### [EXCERPT TO READ]

━━━

Ionization of amino acids is important to understand that helps in clearing the concepts of pka, pI of monoprotic, diprotic and triprotic amino acids.. Amino acids are compounds that contain an amine group, -NH2, and a carboxylic acid group, -COOH and also side chain “R” group that differs for each amino acid.

Ionization of Amino Acids
In physiological systems at pH 7.4, where the pH is almost near neutrality, ionization of amino acids occur, as the amino group of an amino acid will be protonated and the carboxylic acid group will be deprotonated. This is called the zwitterion form as shown below.

But, in strongly acidic solutions ionization of amino acids occur differently (pH low, therefore high H+ concentration) the carboxylic acid group will also be protonated, while in strongly basic solutions (pH high, therefore low H+ concentration and high OH– concentration) both the carboxylic acid group and the amino group will both be unprotonated.

The ionization of amino acids or acid-base behavior of amino acids is best described by the Bronsted-Lowry theory of acids and bases. A simple amino acid (that does not have an acid or base group in the “R” group) is a diprotic acid in its fully protonated form (NH3+ and COOH); it can donate two protons during its complete titration with a base (NH2 and COO–). The titration with NaOH is a two stage titration represented by the reactions below.

━━━

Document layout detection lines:
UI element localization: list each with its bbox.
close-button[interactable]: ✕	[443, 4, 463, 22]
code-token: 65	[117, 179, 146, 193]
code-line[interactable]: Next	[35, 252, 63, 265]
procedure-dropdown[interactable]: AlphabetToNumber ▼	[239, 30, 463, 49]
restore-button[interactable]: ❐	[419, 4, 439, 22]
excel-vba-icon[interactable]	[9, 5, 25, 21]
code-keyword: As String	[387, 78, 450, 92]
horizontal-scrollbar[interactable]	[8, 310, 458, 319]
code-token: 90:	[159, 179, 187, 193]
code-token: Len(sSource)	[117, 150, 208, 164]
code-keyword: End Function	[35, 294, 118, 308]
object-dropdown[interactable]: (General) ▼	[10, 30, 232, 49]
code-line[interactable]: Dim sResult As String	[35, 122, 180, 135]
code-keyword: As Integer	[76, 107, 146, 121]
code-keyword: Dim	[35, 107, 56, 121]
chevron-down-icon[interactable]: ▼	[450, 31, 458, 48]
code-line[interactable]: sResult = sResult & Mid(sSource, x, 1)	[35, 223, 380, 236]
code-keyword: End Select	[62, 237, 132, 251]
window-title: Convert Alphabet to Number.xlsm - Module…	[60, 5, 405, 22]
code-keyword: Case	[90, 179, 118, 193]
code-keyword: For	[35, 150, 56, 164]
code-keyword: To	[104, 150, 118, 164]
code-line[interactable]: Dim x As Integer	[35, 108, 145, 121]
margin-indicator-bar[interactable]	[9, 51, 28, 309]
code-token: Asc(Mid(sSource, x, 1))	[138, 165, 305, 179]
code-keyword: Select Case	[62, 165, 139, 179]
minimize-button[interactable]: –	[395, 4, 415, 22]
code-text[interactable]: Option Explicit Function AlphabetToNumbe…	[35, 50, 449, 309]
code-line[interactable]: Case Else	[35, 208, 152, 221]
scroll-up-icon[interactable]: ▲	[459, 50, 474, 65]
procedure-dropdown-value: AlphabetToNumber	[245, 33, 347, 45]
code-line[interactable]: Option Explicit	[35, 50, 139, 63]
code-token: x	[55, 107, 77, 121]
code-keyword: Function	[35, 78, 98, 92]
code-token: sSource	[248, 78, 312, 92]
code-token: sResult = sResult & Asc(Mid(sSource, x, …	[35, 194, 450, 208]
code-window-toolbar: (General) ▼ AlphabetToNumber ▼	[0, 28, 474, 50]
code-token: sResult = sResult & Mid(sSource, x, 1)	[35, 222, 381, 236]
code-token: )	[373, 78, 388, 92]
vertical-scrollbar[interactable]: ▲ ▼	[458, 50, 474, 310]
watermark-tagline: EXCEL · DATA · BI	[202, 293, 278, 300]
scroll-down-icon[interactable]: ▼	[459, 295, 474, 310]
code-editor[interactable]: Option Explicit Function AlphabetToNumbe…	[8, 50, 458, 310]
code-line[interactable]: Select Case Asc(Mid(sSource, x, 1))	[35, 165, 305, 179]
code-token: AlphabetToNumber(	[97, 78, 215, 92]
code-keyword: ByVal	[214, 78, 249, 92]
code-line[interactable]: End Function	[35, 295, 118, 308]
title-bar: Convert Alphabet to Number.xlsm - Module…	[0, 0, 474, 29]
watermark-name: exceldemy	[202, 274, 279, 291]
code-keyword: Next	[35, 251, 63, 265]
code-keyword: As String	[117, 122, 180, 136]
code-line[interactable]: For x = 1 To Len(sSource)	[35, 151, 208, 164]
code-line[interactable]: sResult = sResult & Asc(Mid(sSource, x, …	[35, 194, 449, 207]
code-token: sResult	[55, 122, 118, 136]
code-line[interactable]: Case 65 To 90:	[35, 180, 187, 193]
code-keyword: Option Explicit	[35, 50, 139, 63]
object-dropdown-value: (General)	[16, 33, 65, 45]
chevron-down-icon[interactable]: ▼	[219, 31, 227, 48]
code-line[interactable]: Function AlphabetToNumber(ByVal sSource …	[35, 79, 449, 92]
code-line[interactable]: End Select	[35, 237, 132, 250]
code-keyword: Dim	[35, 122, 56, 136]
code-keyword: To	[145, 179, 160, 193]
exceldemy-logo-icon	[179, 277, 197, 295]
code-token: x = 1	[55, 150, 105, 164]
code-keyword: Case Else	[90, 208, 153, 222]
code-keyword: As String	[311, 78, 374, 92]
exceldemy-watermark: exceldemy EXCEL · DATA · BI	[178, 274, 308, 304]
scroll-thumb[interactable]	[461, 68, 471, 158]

━━━

### [GOAL OF THE EXERCISE]
Carry on the passage about the ionization of amino acids, starting right after its final sentence.

### [EXPECTED OUTPUT]
+NH3CH(R)COOH + OH– ® +NH3CH(R)COO– + H2O
+NH3CH(R)COO– + OH– ® NH2CH(R)COO– + H2O
To understand ionization of amino acids more clearly, initially at a very low pH, the carboxylic group will remain as COOH and amino group will remain as NH3+ because at low pH a large amount of H+ in the solution are present e.g., at pH 1. Now if we add base it will going to abstract H+ from COOH and NH3+ according to the addition of base. As, at pH of 7 COOH lost its H+ but NH3+ group do not lose its H+ and if we keep adding the base the point will come that NH3+ group will lose its H+ too.

Concept of pKa and pI in amino acids
Titration curves are produced by monitoring the pH of given volume of a sample solution (where ionization of amino acids taking place) after successive addition of acid or alkali. The curves are usually plots of pH against the volume of titrant added or more correctly against the number of equivalents added per mole of the sample
During ionization of amino acids, at the starting point the acid form predominates (for example CH3COOH). As strong base is added (e.g. NaOH), the acid is converted to its conjugate base. At the midpoint of the titration, where pH=pK, the concentrations of the acid and the conjugate base are equal. At the end point (equivalence point), the conjugate base predominates, and the total amount of OH added is equivalent to the amount of acid that was present in the starting point. During this process, a buffer system forms and the pH of the system will follow the Henderson Hasselbalch relationship.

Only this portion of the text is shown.